### EXERCISE TASK
Report every line from the material that contains the word "title".

### MATERIAL SHOWN
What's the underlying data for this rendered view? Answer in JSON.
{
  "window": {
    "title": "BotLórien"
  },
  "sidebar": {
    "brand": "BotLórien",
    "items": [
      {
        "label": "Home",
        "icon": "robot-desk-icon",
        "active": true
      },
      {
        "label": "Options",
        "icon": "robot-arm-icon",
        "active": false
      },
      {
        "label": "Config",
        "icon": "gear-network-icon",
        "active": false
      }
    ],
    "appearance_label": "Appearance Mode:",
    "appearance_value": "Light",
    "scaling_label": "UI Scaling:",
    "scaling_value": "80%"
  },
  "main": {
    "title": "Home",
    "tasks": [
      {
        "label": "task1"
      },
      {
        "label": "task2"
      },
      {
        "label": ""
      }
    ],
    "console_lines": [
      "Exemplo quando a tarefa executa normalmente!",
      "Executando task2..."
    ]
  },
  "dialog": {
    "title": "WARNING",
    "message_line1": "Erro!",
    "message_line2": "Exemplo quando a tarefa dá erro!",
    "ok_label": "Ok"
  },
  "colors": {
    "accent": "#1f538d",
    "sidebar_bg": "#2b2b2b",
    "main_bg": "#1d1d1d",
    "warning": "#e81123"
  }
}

### THE RESULT
    "title": "BotLórien"
    "title": "Home",
    "title": "WARNING",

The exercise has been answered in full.